▸ **WHAT YOU HAVE TO DO**
Edit these lines so that each "colorbar" becomes "colorscale", and leave everything else unchanged.

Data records
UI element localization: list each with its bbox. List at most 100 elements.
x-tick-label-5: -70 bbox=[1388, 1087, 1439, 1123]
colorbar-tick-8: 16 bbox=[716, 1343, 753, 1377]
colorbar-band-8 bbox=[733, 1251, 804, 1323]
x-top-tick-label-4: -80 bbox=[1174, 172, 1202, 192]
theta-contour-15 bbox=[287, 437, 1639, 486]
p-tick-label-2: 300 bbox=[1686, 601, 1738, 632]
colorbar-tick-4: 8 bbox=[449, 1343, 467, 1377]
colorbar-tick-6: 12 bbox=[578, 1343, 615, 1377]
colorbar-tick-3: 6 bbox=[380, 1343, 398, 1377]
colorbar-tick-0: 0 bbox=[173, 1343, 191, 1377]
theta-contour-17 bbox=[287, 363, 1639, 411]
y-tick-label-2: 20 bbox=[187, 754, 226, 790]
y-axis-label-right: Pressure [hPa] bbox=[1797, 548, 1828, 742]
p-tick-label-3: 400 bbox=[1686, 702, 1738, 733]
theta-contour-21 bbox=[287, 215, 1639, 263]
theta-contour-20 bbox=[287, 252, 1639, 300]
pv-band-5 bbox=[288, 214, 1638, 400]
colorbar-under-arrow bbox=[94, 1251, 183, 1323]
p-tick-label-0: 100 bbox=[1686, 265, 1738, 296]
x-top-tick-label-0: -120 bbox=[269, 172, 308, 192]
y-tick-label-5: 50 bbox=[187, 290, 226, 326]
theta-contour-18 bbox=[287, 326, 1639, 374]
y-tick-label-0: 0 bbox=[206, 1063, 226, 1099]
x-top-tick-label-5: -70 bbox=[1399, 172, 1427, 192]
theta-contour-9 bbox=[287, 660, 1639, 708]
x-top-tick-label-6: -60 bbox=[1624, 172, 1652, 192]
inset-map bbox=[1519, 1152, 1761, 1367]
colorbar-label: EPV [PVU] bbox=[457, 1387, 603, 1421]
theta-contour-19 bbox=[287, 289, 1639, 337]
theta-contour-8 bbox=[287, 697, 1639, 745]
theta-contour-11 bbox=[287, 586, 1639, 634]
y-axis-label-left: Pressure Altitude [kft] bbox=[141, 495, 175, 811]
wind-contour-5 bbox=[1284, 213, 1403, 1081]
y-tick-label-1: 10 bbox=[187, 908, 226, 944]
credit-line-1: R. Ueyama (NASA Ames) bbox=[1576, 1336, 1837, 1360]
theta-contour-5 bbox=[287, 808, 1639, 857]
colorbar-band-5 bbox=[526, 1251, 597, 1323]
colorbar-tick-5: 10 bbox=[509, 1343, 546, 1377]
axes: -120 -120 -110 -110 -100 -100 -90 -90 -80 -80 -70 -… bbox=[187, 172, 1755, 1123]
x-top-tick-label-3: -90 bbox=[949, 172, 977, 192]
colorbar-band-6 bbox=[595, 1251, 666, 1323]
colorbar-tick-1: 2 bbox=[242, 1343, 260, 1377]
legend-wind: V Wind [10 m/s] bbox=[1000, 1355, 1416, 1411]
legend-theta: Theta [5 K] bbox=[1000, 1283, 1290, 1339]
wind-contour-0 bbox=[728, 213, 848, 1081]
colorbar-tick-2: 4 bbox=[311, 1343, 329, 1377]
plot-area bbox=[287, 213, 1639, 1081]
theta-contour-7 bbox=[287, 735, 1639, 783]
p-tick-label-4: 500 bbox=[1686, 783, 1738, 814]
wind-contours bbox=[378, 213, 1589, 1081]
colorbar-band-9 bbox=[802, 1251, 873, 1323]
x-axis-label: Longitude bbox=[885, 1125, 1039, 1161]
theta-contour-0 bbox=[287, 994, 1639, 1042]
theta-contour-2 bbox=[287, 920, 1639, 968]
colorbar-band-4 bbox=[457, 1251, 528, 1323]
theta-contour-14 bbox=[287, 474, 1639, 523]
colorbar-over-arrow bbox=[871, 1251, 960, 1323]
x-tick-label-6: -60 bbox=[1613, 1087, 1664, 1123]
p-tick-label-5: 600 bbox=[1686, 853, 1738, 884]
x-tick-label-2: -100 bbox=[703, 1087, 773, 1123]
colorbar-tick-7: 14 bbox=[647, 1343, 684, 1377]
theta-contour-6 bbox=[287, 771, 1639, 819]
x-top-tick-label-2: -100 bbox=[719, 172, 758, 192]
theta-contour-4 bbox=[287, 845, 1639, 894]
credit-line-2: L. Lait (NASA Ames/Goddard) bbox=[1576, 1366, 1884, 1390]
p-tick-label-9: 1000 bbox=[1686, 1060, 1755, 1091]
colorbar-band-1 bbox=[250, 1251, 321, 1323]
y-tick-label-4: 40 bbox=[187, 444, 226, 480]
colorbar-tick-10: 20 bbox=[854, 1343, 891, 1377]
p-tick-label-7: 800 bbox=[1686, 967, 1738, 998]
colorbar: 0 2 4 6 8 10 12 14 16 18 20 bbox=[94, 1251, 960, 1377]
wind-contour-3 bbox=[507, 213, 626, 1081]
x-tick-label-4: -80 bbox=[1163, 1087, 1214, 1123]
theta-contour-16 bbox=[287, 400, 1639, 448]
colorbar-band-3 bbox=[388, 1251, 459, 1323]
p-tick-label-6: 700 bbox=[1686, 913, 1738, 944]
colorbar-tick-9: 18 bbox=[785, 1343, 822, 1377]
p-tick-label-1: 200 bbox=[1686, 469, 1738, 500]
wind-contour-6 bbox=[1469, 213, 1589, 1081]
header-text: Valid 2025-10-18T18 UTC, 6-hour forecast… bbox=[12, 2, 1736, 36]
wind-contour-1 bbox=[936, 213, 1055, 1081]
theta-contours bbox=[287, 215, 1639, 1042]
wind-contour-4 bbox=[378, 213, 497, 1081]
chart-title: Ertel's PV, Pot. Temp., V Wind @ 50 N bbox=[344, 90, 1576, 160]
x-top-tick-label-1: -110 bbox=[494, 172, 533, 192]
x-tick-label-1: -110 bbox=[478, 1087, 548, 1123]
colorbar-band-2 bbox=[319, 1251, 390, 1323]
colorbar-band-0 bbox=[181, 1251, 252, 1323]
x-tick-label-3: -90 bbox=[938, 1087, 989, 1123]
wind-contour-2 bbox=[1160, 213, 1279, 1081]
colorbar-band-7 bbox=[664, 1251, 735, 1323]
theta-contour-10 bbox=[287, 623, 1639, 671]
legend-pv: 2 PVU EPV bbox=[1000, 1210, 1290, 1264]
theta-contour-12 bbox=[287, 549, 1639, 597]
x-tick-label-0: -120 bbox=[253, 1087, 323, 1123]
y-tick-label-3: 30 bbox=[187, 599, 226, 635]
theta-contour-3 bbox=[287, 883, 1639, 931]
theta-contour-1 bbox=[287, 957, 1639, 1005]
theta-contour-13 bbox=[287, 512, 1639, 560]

▸ **REPLY**
UI element localization: list each with its bbox. List at most 100 elements.
x-tick-label-5: -70 bbox=[1388, 1087, 1439, 1123]
colorscale-tick-8: 16 bbox=[716, 1343, 753, 1377]
colorscale-band-8 bbox=[733, 1251, 804, 1323]
x-top-tick-label-4: -80 bbox=[1174, 172, 1202, 192]
theta-contour-15 bbox=[287, 437, 1639, 486]
p-tick-label-2: 300 bbox=[1686, 601, 1738, 632]
colorscale-tick-4: 8 bbox=[449, 1343, 467, 1377]
colorscale-tick-6: 12 bbox=[578, 1343, 615, 1377]
colorscale-tick-3: 6 bbox=[380, 1343, 398, 1377]
colorscale-tick-0: 0 bbox=[173, 1343, 191, 1377]
theta-contour-17 bbox=[287, 363, 1639, 411]
y-tick-label-2: 20 bbox=[187, 754, 226, 790]
y-axis-label-right: Pressure [hPa] bbox=[1797, 548, 1828, 742]
p-tick-label-3: 400 bbox=[1686, 702, 1738, 733]
theta-contour-21 bbox=[287, 215, 1639, 263]
theta-contour-20 bbox=[287, 252, 1639, 300]
pv-band-5 bbox=[288, 214, 1638, 400]
colorscale-under-arrow bbox=[94, 1251, 183, 1323]
p-tick-label-0: 100 bbox=[1686, 265, 1738, 296]
x-top-tick-label-0: -120 bbox=[269, 172, 308, 192]
y-tick-label-5: 50 bbox=[187, 290, 226, 326]
theta-contour-18 bbox=[287, 326, 1639, 374]
y-tick-label-0: 0 bbox=[206, 1063, 226, 1099]
x-top-tick-label-5: -70 bbox=[1399, 172, 1427, 192]
theta-contour-9 bbox=[287, 660, 1639, 708]
x-top-tick-label-6: -60 bbox=[1624, 172, 1652, 192]
inset-map bbox=[1519, 1152, 1761, 1367]
colorscale-label: EPV [PVU] bbox=[457, 1387, 603, 1421]
theta-contour-19 bbox=[287, 289, 1639, 337]
theta-contour-8 bbox=[287, 697, 1639, 745]
theta-contour-11 bbox=[287, 586, 1639, 634]
y-axis-label-left: Pressure Altitude [kft] bbox=[141, 495, 175, 811]
wind-contour-5 bbox=[1284, 213, 1403, 1081]
y-tick-label-1: 10 bbox=[187, 908, 226, 944]
credit-line-1: R. Ueyama (NASA Ames) bbox=[1576, 1336, 1837, 1360]
theta-contour-5 bbox=[287, 808, 1639, 857]
colorscale-band-5 bbox=[526, 1251, 597, 1323]
colorscale-tick-5: 10 bbox=[509, 1343, 546, 1377]
axes: -120 -120 -110 -110 -100 -100 -90 -90 -80 -80 -70 -… bbox=[187, 172, 1755, 1123]
x-top-tick-label-3: -90 bbox=[949, 172, 977, 192]
colorscale-band-6 bbox=[595, 1251, 666, 1323]
colorscale-tick-1: 2 bbox=[242, 1343, 260, 1377]
legend-wind: V Wind [10 m/s] bbox=[1000, 1355, 1416, 1411]
legend-theta: Theta [5 K] bbox=[1000, 1283, 1290, 1339]
wind-contour-0 bbox=[728, 213, 848, 1081]
colorscale-tick-2: 4 bbox=[311, 1343, 329, 1377]
plot-area bbox=[287, 213, 1639, 1081]
theta-contour-7 bbox=[287, 735, 1639, 783]
p-tick-label-4: 500 bbox=[1686, 783, 1738, 814]
wind-contours bbox=[378, 213, 1589, 1081]
colorscale-band-9 bbox=[802, 1251, 873, 1323]
x-axis-label: Longitude bbox=[885, 1125, 1039, 1161]
theta-contour-0 bbox=[287, 994, 1639, 1042]
theta-contour-2 bbox=[287, 920, 1639, 968]
colorscale-band-4 bbox=[457, 1251, 528, 1323]
theta-contour-14 bbox=[287, 474, 1639, 523]
colorscale-over-arrow bbox=[871, 1251, 960, 1323]
x-tick-label-6: -60 bbox=[1613, 1087, 1664, 1123]
p-tick-label-5: 600 bbox=[1686, 853, 1738, 884]
x-tick-label-2: -100 bbox=[703, 1087, 773, 1123]
colorscale-tick-7: 14 bbox=[647, 1343, 684, 1377]
theta-contour-6 bbox=[287, 771, 1639, 819]
x-top-tick-label-2: -100 bbox=[719, 172, 758, 192]
theta-contour-4 bbox=[287, 845, 1639, 894]
credit-line-2: L. Lait (NASA Ames/Goddard) bbox=[1576, 1366, 1884, 1390]
p-tick-label-9: 1000 bbox=[1686, 1060, 1755, 1091]
colorscale-band-1 bbox=[250, 1251, 321, 1323]
y-tick-label-4: 40 bbox=[187, 444, 226, 480]
colorscale-tick-10: 20 bbox=[854, 1343, 891, 1377]
p-tick-label-7: 800 bbox=[1686, 967, 1738, 998]
colorscale: 0 2 4 6 8 10 12 14 16 18 20 bbox=[94, 1251, 960, 1377]
wind-contour-3 bbox=[507, 213, 626, 1081]
x-tick-label-4: -80 bbox=[1163, 1087, 1214, 1123]
theta-contour-16 bbox=[287, 400, 1639, 448]
colorscale-band-3 bbox=[388, 1251, 459, 1323]
p-tick-label-6: 700 bbox=[1686, 913, 1738, 944]
colorscale-tick-9: 18 bbox=[785, 1343, 822, 1377]
p-tick-label-1: 200 bbox=[1686, 469, 1738, 500]
wind-contour-6 bbox=[1469, 213, 1589, 1081]
header-text: Valid 2025-10-18T18 UTC, 6-hour forecast… bbox=[12, 2, 1736, 36]
wind-contour-1 bbox=[936, 213, 1055, 1081]
theta-contours bbox=[287, 215, 1639, 1042]
wind-contour-4 bbox=[378, 213, 497, 1081]
chart-title: Ertel's PV, Pot. Temp., V Wind @ 50 N bbox=[344, 90, 1576, 160]
x-top-tick-label-1: -110 bbox=[494, 172, 533, 192]
x-tick-label-1: -110 bbox=[478, 1087, 548, 1123]
colorscale-band-2 bbox=[319, 1251, 390, 1323]
colorscale-band-0 bbox=[181, 1251, 252, 1323]
x-tick-label-3: -90 bbox=[938, 1087, 989, 1123]
wind-contour-2 bbox=[1160, 213, 1279, 1081]
colorscale-band-7 bbox=[664, 1251, 735, 1323]
theta-contour-10 bbox=[287, 623, 1639, 671]
legend-pv: 2 PVU EPV bbox=[1000, 1210, 1290, 1264]
theta-contour-12 bbox=[287, 549, 1639, 597]
x-tick-label-0: -120 bbox=[253, 1087, 323, 1123]
y-tick-label-3: 30 bbox=[187, 599, 226, 635]
theta-contour-3 bbox=[287, 883, 1639, 931]
theta-contour-1 bbox=[287, 957, 1639, 1005]
theta-contour-13 bbox=[287, 512, 1639, 560]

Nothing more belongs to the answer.